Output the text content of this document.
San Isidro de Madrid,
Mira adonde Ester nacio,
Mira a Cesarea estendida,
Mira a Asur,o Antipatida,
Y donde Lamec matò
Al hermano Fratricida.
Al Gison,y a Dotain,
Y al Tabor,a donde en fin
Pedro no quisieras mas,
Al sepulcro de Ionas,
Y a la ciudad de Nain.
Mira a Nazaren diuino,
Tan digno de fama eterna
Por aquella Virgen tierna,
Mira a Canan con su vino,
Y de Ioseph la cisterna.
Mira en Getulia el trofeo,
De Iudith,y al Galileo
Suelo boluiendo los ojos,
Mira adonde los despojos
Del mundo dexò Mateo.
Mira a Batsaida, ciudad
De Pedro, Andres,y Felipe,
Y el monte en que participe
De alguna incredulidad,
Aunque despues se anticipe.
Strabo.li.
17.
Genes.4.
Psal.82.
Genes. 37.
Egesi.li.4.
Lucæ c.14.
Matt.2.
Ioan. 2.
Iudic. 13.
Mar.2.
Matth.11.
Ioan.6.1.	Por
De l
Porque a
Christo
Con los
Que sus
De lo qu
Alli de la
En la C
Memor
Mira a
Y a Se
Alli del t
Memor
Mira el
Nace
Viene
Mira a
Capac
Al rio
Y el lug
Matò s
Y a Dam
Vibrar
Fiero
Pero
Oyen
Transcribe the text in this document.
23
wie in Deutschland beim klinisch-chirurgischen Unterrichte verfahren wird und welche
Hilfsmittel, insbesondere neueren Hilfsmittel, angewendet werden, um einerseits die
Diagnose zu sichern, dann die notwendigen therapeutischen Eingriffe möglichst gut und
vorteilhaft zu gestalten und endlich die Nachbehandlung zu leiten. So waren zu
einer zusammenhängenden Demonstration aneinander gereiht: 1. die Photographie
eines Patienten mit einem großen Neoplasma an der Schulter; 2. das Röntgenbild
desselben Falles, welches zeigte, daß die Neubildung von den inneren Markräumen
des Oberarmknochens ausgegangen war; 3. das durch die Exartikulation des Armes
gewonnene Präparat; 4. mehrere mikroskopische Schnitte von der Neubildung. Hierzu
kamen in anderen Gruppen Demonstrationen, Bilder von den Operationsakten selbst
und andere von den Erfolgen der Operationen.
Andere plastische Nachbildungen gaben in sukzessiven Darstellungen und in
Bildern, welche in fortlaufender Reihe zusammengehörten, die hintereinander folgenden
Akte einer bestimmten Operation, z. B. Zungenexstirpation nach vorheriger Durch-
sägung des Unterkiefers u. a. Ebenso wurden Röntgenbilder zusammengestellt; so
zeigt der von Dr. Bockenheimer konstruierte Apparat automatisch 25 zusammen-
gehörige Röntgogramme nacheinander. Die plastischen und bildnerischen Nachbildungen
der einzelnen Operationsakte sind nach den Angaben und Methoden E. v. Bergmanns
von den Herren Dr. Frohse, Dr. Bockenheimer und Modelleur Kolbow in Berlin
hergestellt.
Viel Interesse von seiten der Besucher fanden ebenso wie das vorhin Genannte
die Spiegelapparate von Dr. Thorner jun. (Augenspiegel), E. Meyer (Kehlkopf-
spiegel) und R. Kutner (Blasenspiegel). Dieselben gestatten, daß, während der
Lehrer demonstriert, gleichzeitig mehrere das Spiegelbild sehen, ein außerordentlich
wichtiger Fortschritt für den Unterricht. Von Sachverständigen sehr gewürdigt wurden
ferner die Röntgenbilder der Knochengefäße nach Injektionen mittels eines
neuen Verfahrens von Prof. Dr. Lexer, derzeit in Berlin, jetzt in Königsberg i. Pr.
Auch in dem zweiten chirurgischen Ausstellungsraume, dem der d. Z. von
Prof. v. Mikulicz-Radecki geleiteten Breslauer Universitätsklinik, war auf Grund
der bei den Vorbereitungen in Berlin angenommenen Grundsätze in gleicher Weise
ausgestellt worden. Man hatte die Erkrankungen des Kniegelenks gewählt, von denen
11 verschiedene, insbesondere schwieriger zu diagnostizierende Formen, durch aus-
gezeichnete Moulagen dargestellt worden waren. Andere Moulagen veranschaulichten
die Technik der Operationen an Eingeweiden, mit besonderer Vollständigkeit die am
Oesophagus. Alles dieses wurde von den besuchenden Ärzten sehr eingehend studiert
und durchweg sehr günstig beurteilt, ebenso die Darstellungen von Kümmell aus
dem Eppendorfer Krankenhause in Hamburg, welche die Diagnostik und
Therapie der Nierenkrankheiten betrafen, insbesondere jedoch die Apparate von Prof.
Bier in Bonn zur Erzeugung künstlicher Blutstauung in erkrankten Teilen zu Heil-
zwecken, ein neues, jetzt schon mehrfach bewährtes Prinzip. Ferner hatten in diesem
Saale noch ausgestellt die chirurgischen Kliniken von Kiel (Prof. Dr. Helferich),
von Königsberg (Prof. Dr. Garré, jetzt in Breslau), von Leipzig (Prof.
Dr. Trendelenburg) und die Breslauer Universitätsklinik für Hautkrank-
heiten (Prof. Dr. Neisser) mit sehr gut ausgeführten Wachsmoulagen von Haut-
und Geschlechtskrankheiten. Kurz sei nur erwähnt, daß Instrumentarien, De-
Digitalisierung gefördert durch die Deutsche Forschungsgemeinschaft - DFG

--

→ Your assignment
In your response, reproduce the records exactly, every one.

→ Answer
Output the text content of this document.
San Isidro de Madrid,
Mira adonde Ester nacio,
Mira a Cesarea estendida,
Mira a Asur,o Antipatida,
Y donde Lamec matò
Al hermano Fratricida.
Al Gison,y a Dotain,
Y al Tabor,a donde en fin
Pedro no quisieras mas,
Al sepulcro de Ionas,
Y a la ciudad de Nain.
Mira a Nazaren diuino,
Tan digno de fama eterna
Por aquella Virgen tierna,
Mira a Canan con su vino,
Y de Ioseph la cisterna.
Mira en Getulia el trofeo,
De Iudith,y al Galileo
Suelo boluiendo los ojos,
Mira adonde los despojos
Del mundo dexò Mateo.
Mira a Batsaida, ciudad
De Pedro, Andres,y Felipe,
Y el monte en que participe
De alguna incredulidad,
Aunque despues se anticipe.
Strabo.li.
17.
Genes.4.
Psal.82.
Genes. 37.
Egesi.li.4.
Lucæ c.14.
Matt.2.
Ioan. 2.
Iudic. 13.
Mar.2.
Matth.11.
Ioan.6.1.	Por
De l
Porque a
Christo
Con los
Que sus
De lo qu
Alli de la
En la C
Memor
Mira a
Y a Se
Alli del t
Memor
Mira el
Nace
Viene
Mira a
Capac
Al rio
Y el lug
Matò s
Y a Dam
Vibrar
Fiero
Pero
Oyen
Transcribe the text in this document.
23
wie in Deutschland beim klinisch-chirurgischen Unterrichte verfahren wird und welche
Hilfsmittel, insbesondere neueren Hilfsmittel, angewendet werden, um einerseits die
Diagnose zu sichern, dann die notwendigen therapeutischen Eingriffe möglichst gut und
vorteilhaft zu gestalten und endlich die Nachbehandlung zu leiten. So waren zu
einer zusammenhängenden Demonstration aneinander gereiht: 1. die Photographie
eines Patienten mit einem großen Neoplasma an der Schulter; 2. das Röntgenbild
desselben Falles, welches zeigte, daß die Neubildung von den inneren Markräumen
des Oberarmknochens ausgegangen war; 3. das durch die Exartikulation des Armes
gewonnene Präparat; 4. mehrere mikroskopische Schnitte von der Neubildung. Hierzu
kamen in anderen Gruppen Demonstrationen, Bilder von den Operationsakten selbst
und andere von den Erfolgen der Operationen.
Andere plastische Nachbildungen gaben in sukzessiven Darstellungen und in
Bildern, welche in fortlaufender Reihe zusammengehörten, die hintereinander folgenden
Akte einer bestimmten Operation, z. B. Zungenexstirpation nach vorheriger Durch-
sägung des Unterkiefers u. a. Ebenso wurden Röntgenbilder zusammengestellt; so
zeigt der von Dr. Bockenheimer konstruierte Apparat automatisch 25 zusammen-
gehörige Röntgogramme nacheinander. Die plastischen und bildnerischen Nachbildungen
der einzelnen Operationsakte sind nach den Angaben und Methoden E. v. Bergmanns
von den Herren Dr. Frohse, Dr. Bockenheimer und Modelleur Kolbow in Berlin
hergestellt.
Viel Interesse von seiten der Besucher fanden ebenso wie das vorhin Genannte
die Spiegelapparate von Dr. Thorner jun. (Augenspiegel), E. Meyer (Kehlkopf-
spiegel) und R. Kutner (Blasenspiegel). Dieselben gestatten, daß, während der
Lehrer demonstriert, gleichzeitig mehrere das Spiegelbild sehen, ein außerordentlich
wichtiger Fortschritt für den Unterricht. Von Sachverständigen sehr gewürdigt wurden
ferner die Röntgenbilder der Knochengefäße nach Injektionen mittels eines
neuen Verfahrens von Prof. Dr. Lexer, derzeit in Berlin, jetzt in Königsberg i. Pr.
Auch in dem zweiten chirurgischen Ausstellungsraume, dem der d. Z. von
Prof. v. Mikulicz-Radecki geleiteten Breslauer Universitätsklinik, war auf Grund
der bei den Vorbereitungen in Berlin angenommenen Grundsätze in gleicher Weise
ausgestellt worden. Man hatte die Erkrankungen des Kniegelenks gewählt, von denen
11 verschiedene, insbesondere schwieriger zu diagnostizierende Formen, durch aus-
gezeichnete Moulagen dargestellt worden waren. Andere Moulagen veranschaulichten
die Technik der Operationen an Eingeweiden, mit besonderer Vollständigkeit die am
Oesophagus. Alles dieses wurde von den besuchenden Ärzten sehr eingehend studiert
und durchweg sehr günstig beurteilt, ebenso die Darstellungen von Kümmell aus
dem Eppendorfer Krankenhause in Hamburg, welche die Diagnostik und
Therapie der Nierenkrankheiten betrafen, insbesondere jedoch die Apparate von Prof.
Bier in Bonn zur Erzeugung künstlicher Blutstauung in erkrankten Teilen zu Heil-
zwecken, ein neues, jetzt schon mehrfach bewährtes Prinzip. Ferner hatten in diesem
Saale noch ausgestellt die chirurgischen Kliniken von Kiel (Prof. Dr. Helferich),
von Königsberg (Prof. Dr. Garré, jetzt in Breslau), von Leipzig (Prof.
Dr. Trendelenburg) und die Breslauer Universitätsklinik für Hautkrank-
heiten (Prof. Dr. Neisser) mit sehr gut ausgeführten Wachsmoulagen von Haut-
und Geschlechtskrankheiten. Kurz sei nur erwähnt, daß Instrumentarien, De-
Digitalisierung gefördert durch die Deutsche Forschungsgemeinschaft - DFG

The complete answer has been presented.